What is being asked: Lines holding the string "this" are the ones to copy; find them all in the data.

-------

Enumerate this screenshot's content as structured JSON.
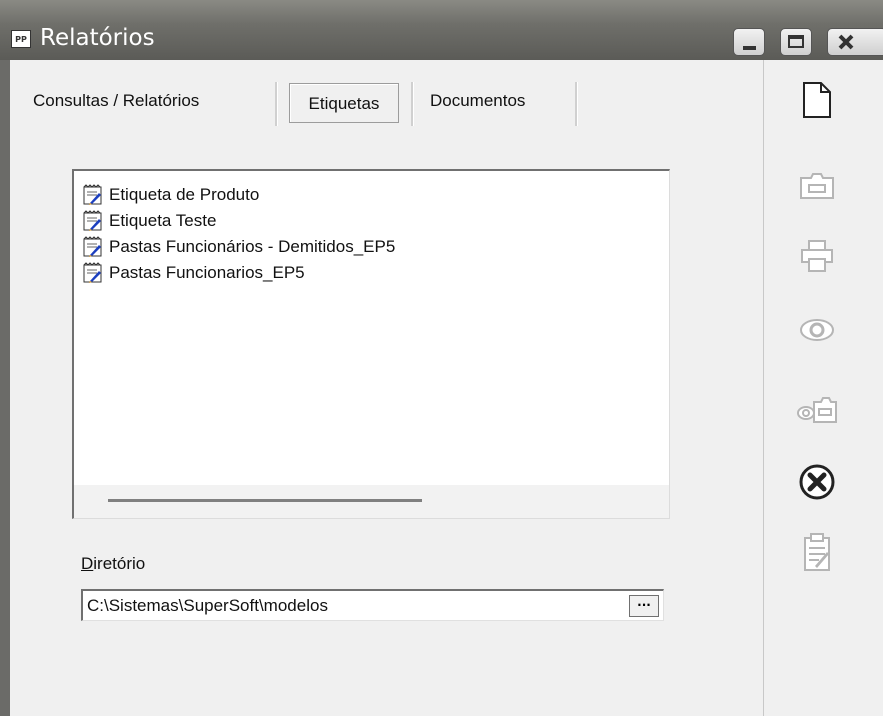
{
  "window": {
    "title": "Relatórios",
    "icon_text": "PP",
    "controls": [
      "minimize-icon",
      "maximize-icon",
      "close-icon"
    ]
  },
  "tabs": [
    {
      "label": "Consultas / Relatórios",
      "active": false
    },
    {
      "label": "Etiquetas",
      "active": true
    },
    {
      "label": "Documentos",
      "active": false
    }
  ],
  "list": {
    "items": [
      "Etiqueta de Produto",
      "Etiqueta Teste",
      "Pastas Funcionários - Demitidos_EP5",
      "Pastas Funcionarios_EP5"
    ]
  },
  "directory": {
    "label_first": "D",
    "label_rest": "iretório",
    "value": "C:\\Sistemas\\SuperSoft\\modelos",
    "browse_label": "···"
  },
  "toolbar": {
    "icons": [
      {
        "name": "new-document-icon",
        "enabled": true
      },
      {
        "name": "open-folder-icon",
        "enabled": false
      },
      {
        "name": "printer-icon",
        "enabled": false
      },
      {
        "name": "preview-eye-icon",
        "enabled": false
      },
      {
        "name": "preview-folder-icon",
        "enabled": false
      },
      {
        "name": "close-circle-icon",
        "enabled": true
      },
      {
        "name": "edit-document-icon",
        "enabled": false
      }
    ]
  },
  "colors": {
    "titlebar": "#6f6f6a",
    "panel": "#f0f0f0",
    "disabled_icon": "#b5b5b5"
  }
}
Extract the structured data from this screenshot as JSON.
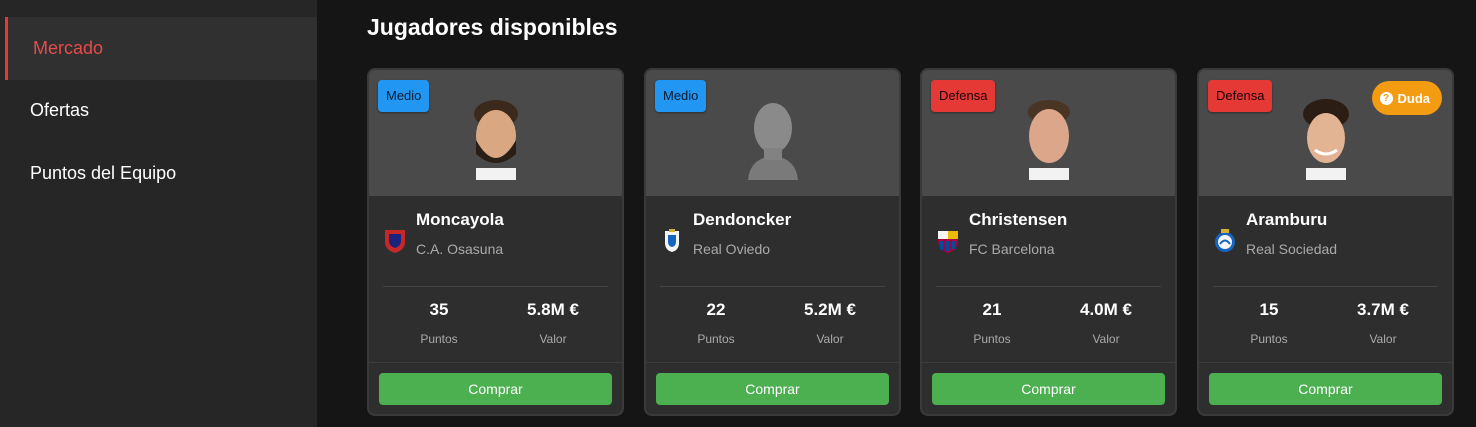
{
  "sidebar": {
    "items": [
      {
        "label": "Mercado",
        "active": true
      },
      {
        "label": "Ofertas",
        "active": false
      },
      {
        "label": "Puntos del Equipo",
        "active": false
      }
    ]
  },
  "main": {
    "title": "Jugadores disponibles",
    "cards": [
      {
        "position": "Medio",
        "name": "Moncayola",
        "club": "C.A. Osasuna",
        "points": "35",
        "points_label": "Puntos",
        "value": "5.8M €",
        "value_label": "Valor",
        "buy_label": "Comprar",
        "status": null
      },
      {
        "position": "Medio",
        "name": "Dendoncker",
        "club": "Real Oviedo",
        "points": "22",
        "points_label": "Puntos",
        "value": "5.2M €",
        "value_label": "Valor",
        "buy_label": "Comprar",
        "status": null
      },
      {
        "position": "Defensa",
        "name": "Christensen",
        "club": "FC Barcelona",
        "points": "21",
        "points_label": "Puntos",
        "value": "4.0M €",
        "value_label": "Valor",
        "buy_label": "Comprar",
        "status": null
      },
      {
        "position": "Defensa",
        "name": "Aramburu",
        "club": "Real Sociedad",
        "points": "15",
        "points_label": "Puntos",
        "value": "3.7M €",
        "value_label": "Valor",
        "buy_label": "Comprar",
        "status": "Duda",
        "status_icon": "?"
      }
    ]
  },
  "colors": {
    "background": "#151515",
    "sidebar": "#262626",
    "active": "#e53935",
    "medio": "#2196f3",
    "defensa": "#e53935",
    "buy": "#4caf50",
    "status_duda": "#f39c12"
  }
}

-------

Finished task:
Enumerate this screenshot's content as structured JSON.
Extract the structured data from this screenshot as JSON.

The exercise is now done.